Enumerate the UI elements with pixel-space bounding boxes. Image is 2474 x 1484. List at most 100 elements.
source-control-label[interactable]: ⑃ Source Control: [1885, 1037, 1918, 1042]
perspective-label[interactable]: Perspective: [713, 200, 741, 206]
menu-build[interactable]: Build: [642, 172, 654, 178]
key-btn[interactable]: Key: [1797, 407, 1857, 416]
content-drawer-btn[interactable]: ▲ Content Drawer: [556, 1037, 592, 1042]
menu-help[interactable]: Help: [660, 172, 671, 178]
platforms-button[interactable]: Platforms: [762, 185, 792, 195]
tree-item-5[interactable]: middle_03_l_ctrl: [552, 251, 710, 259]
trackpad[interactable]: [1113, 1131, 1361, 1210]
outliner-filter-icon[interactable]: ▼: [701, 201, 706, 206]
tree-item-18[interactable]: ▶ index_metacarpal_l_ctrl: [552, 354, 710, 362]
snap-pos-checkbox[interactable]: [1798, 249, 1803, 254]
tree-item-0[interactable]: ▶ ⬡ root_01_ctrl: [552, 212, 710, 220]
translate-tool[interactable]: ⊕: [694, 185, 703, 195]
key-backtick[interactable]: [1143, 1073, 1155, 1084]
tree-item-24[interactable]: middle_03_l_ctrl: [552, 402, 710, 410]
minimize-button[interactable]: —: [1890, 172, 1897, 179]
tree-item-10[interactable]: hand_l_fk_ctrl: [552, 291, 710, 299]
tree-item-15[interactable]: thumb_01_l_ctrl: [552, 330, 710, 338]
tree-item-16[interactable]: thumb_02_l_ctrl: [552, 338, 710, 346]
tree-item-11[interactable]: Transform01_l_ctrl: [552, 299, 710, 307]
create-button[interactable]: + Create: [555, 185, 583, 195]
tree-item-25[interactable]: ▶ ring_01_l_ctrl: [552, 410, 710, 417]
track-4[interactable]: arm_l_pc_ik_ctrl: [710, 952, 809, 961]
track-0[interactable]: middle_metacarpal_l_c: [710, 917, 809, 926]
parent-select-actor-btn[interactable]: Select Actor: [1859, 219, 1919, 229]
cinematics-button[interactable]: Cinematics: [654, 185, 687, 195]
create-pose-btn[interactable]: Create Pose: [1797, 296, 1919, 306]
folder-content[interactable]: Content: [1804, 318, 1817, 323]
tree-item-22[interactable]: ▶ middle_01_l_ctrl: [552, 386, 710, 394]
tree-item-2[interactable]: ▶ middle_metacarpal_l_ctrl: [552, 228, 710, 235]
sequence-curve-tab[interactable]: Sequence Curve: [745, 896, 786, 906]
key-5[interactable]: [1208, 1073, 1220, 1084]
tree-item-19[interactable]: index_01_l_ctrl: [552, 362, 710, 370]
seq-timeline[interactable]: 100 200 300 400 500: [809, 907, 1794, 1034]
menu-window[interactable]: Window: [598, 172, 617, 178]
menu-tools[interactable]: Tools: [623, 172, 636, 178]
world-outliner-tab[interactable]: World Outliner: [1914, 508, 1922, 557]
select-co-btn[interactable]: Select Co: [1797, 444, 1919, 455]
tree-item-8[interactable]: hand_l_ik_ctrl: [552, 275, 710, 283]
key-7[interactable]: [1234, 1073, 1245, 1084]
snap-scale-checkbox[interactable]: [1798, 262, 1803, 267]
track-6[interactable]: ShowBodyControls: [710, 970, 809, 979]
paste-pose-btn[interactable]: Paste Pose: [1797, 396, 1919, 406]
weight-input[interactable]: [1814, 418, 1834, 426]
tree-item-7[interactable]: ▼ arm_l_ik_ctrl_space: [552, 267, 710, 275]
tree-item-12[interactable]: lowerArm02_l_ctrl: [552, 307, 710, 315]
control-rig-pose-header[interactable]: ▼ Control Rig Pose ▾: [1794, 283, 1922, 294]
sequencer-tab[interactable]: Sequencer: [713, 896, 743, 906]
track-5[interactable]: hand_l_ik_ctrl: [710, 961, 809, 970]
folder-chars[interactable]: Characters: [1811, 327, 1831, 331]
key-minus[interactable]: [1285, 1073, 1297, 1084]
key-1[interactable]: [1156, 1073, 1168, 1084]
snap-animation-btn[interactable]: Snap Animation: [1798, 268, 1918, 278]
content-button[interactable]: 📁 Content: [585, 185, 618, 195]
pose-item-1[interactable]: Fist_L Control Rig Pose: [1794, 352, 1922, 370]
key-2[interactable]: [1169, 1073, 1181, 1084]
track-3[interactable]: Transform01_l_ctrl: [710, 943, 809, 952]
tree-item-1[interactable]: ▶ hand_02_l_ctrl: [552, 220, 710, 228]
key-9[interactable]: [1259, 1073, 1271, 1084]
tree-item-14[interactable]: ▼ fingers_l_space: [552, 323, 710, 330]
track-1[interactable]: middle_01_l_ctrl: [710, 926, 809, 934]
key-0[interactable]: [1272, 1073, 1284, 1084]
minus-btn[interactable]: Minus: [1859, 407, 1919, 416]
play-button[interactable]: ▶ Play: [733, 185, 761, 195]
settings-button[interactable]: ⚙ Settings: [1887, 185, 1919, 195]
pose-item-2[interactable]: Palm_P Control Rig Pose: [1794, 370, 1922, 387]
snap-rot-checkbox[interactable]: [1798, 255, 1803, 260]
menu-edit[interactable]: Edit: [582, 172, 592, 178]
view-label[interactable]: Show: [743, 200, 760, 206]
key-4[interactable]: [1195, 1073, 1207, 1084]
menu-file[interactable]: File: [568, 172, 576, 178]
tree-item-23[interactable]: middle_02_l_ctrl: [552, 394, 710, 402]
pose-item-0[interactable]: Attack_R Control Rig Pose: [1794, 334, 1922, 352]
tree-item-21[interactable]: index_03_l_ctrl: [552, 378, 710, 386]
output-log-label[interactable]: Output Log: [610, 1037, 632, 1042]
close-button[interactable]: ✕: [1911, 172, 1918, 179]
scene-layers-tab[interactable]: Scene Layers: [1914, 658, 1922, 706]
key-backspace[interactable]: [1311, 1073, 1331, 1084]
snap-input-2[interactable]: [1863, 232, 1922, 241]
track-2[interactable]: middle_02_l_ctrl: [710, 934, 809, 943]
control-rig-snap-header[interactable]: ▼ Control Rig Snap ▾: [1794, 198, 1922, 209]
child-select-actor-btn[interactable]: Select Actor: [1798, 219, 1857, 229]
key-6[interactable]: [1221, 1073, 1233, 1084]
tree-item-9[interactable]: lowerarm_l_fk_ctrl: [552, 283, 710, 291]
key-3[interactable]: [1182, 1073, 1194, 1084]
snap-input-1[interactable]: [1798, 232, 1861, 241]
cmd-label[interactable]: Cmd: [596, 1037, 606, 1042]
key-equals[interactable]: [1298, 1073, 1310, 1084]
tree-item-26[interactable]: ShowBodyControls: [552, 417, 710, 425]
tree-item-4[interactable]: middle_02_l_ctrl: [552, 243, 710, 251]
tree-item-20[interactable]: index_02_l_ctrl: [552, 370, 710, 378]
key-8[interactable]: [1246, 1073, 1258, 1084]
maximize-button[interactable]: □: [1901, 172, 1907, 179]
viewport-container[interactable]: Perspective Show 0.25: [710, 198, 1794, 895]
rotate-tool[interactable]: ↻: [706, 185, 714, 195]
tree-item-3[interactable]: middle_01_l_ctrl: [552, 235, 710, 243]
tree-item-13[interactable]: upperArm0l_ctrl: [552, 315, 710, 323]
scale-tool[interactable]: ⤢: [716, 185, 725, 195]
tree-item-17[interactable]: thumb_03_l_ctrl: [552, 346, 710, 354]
——
= Objective =
Format the lines of the material above as a numbered list, omitting any blank lines.

= Completed exercise =
1. Enumerate the UI elements with pixel-space bounding boxes. Image is 2474 x 1484. List at most 100 elements.
2. source-control-label[interactable]: ⑃ Source Control: [1885, 1037, 1918, 1042]
3. perspective-label[interactable]: Perspective: [713, 200, 741, 206]
4. menu-build[interactable]: Build: [642, 172, 654, 178]
5. key-btn[interactable]: Key: [1797, 407, 1857, 416]
6. content-drawer-btn[interactable]: ▲ Content Drawer: [556, 1037, 592, 1042]
7. menu-help[interactable]: Help: [660, 172, 671, 178]
8. platforms-button[interactable]: Platforms: [762, 185, 792, 195]
9. tree-item-5[interactable]: middle_03_l_ctrl: [552, 251, 710, 259]
10. trackpad[interactable]: [1113, 1131, 1361, 1210]
11. outliner-filter-icon[interactable]: ▼: [701, 201, 706, 206]
12. tree-item-18[interactable]: ▶ index_metacarpal_l_ctrl: [552, 354, 710, 362]
13. snap-pos-checkbox[interactable]: [1798, 249, 1803, 254]
14. tree-item-0[interactable]: ▶ ⬡ root_01_ctrl: [552, 212, 710, 220]
15. translate-tool[interactable]: ⊕: [694, 185, 703, 195]
16. key-backtick[interactable]: [1143, 1073, 1155, 1084]
17. tree-item-24[interactable]: middle_03_l_ctrl: [552, 402, 710, 410]
18. minimize-button[interactable]: —: [1890, 172, 1897, 179]
19. tree-item-10[interactable]: hand_l_fk_ctrl: [552, 291, 710, 299]
20. tree-item-15[interactable]: thumb_01_l_ctrl: [552, 330, 710, 338]
21. tree-item-16[interactable]: thumb_02_l_ctrl: [552, 338, 710, 346]
22. tree-item-11[interactable]: Transform01_l_ctrl: [552, 299, 710, 307]
23. create-button[interactable]: + Create: [555, 185, 583, 195]
24. tree-item-25[interactable]: ▶ ring_01_l_ctrl: [552, 410, 710, 417]
25. track-4[interactable]: arm_l_pc_ik_ctrl: [710, 952, 809, 961]
26. track-0[interactable]: middle_metacarpal_l_c: [710, 917, 809, 926]
27. parent-select-actor-btn[interactable]: Select Actor: [1859, 219, 1919, 229]
28. cinematics-button[interactable]: Cinematics: [654, 185, 687, 195]
29. create-pose-btn[interactable]: Create Pose: [1797, 296, 1919, 306]
30. folder-content[interactable]: Content: [1804, 318, 1817, 323]
31. tree-item-22[interactable]: ▶ middle_01_l_ctrl: [552, 386, 710, 394]
32. tree-item-2[interactable]: ▶ middle_metacarpal_l_ctrl: [552, 228, 710, 235]
33. sequence-curve-tab[interactable]: Sequence Curve: [745, 896, 786, 906]
34. key-5[interactable]: [1208, 1073, 1220, 1084]
35. tree-item-19[interactable]: index_01_l_ctrl: [552, 362, 710, 370]
36. seq-timeline[interactable]: 100 200 300 400 500: [809, 907, 1794, 1034]
37. menu-window[interactable]: Window: [598, 172, 617, 178]
38. menu-tools[interactable]: Tools: [623, 172, 636, 178]
39. world-outliner-tab[interactable]: World Outliner: [1914, 508, 1922, 557]
40. select-co-btn[interactable]: Select Co: [1797, 444, 1919, 455]
41. tree-item-8[interactable]: hand_l_ik_ctrl: [552, 275, 710, 283]
42. key-7[interactable]: [1234, 1073, 1245, 1084]
43. snap-scale-checkbox[interactable]: [1798, 262, 1803, 267]
44. track-6[interactable]: ShowBodyControls: [710, 970, 809, 979]
45. paste-pose-btn[interactable]: Paste Pose: [1797, 396, 1919, 406]
46. weight-input[interactable]: [1814, 418, 1834, 426]
47. tree-item-7[interactable]: ▼ arm_l_ik_ctrl_space: [552, 267, 710, 275]
48. tree-item-12[interactable]: lowerArm02_l_ctrl: [552, 307, 710, 315]
49. control-rig-pose-header[interactable]: ▼ Control Rig Pose ▾: [1794, 283, 1922, 294]
50. sequencer-tab[interactable]: Sequencer: [713, 896, 743, 906]
51. track-5[interactable]: hand_l_ik_ctrl: [710, 961, 809, 970]
52. folder-chars[interactable]: Characters: [1811, 327, 1831, 331]
53. key-minus[interactable]: [1285, 1073, 1297, 1084]
54. key-1[interactable]: [1156, 1073, 1168, 1084]
55. snap-animation-btn[interactable]: Snap Animation: [1798, 268, 1918, 278]
56. content-button[interactable]: 📁 Content: [585, 185, 618, 195]
57. pose-item-1[interactable]: Fist_L Control Rig Pose: [1794, 352, 1922, 370]
58. key-2[interactable]: [1169, 1073, 1181, 1084]
59. track-3[interactable]: Transform01_l_ctrl: [710, 943, 809, 952]
60. tree-item-1[interactable]: ▶ hand_02_l_ctrl: [552, 220, 710, 228]
61. key-9[interactable]: [1259, 1073, 1271, 1084]
62. tree-item-14[interactable]: ▼ fingers_l_space: [552, 323, 710, 330]
63. track-1[interactable]: middle_01_l_ctrl: [710, 926, 809, 934]
64. key-0[interactable]: [1272, 1073, 1284, 1084]
65. minus-btn[interactable]: Minus: [1859, 407, 1919, 416]
66. play-button[interactable]: ▶ Play: [733, 185, 761, 195]
67. settings-button[interactable]: ⚙ Settings: [1887, 185, 1919, 195]
68. pose-item-2[interactable]: Palm_P Control Rig Pose: [1794, 370, 1922, 387]
69. snap-rot-checkbox[interactable]: [1798, 255, 1803, 260]
70. menu-edit[interactable]: Edit: [582, 172, 592, 178]
71. view-label[interactable]: Show: [743, 200, 760, 206]
72. key-4[interactable]: [1195, 1073, 1207, 1084]
73. menu-file[interactable]: File: [568, 172, 576, 178]
74. tree-item-23[interactable]: middle_02_l_ctrl: [552, 394, 710, 402]
75. pose-item-0[interactable]: Attack_R Control Rig Pose: [1794, 334, 1922, 352]
76. tree-item-21[interactable]: index_03_l_ctrl: [552, 378, 710, 386]
77. output-log-label[interactable]: Output Log: [610, 1037, 632, 1042]
78. close-button[interactable]: ✕: [1911, 172, 1918, 179]
79. scene-layers-tab[interactable]: Scene Layers: [1914, 658, 1922, 706]
80. key-backspace[interactable]: [1311, 1073, 1331, 1084]
81. snap-input-2[interactable]: [1863, 232, 1922, 241]
82. track-2[interactable]: middle_02_l_ctrl: [710, 934, 809, 943]
83. control-rig-snap-header[interactable]: ▼ Control Rig Snap ▾: [1794, 198, 1922, 209]
84. child-select-actor-btn[interactable]: Select Actor: [1798, 219, 1857, 229]
85. key-6[interactable]: [1221, 1073, 1233, 1084]
86. tree-item-9[interactable]: lowerarm_l_fk_ctrl: [552, 283, 710, 291]
87. key-3[interactable]: [1182, 1073, 1194, 1084]
88. snap-input-1[interactable]: [1798, 232, 1861, 241]
89. cmd-label[interactable]: Cmd: [596, 1037, 606, 1042]
90. key-equals[interactable]: [1298, 1073, 1310, 1084]
91. tree-item-26[interactable]: ShowBodyControls: [552, 417, 710, 425]
92. tree-item-4[interactable]: middle_02_l_ctrl: [552, 243, 710, 251]
93. tree-item-20[interactable]: index_02_l_ctrl: [552, 370, 710, 378]
94. key-8[interactable]: [1246, 1073, 1258, 1084]
95. maximize-button[interactable]: □: [1901, 172, 1907, 179]
96. viewport-container[interactable]: Perspective Show 0.25: [710, 198, 1794, 895]
97. rotate-tool[interactable]: ↻: [706, 185, 714, 195]
98. tree-item-3[interactable]: middle_01_l_ctrl: [552, 235, 710, 243]
99. tree-item-13[interactable]: upperArm0l_ctrl: [552, 315, 710, 323]
100. scale-tool[interactable]: ⤢: [716, 185, 725, 195]
101. tree-item-17[interactable]: thumb_03_l_ctrl: [552, 346, 710, 354]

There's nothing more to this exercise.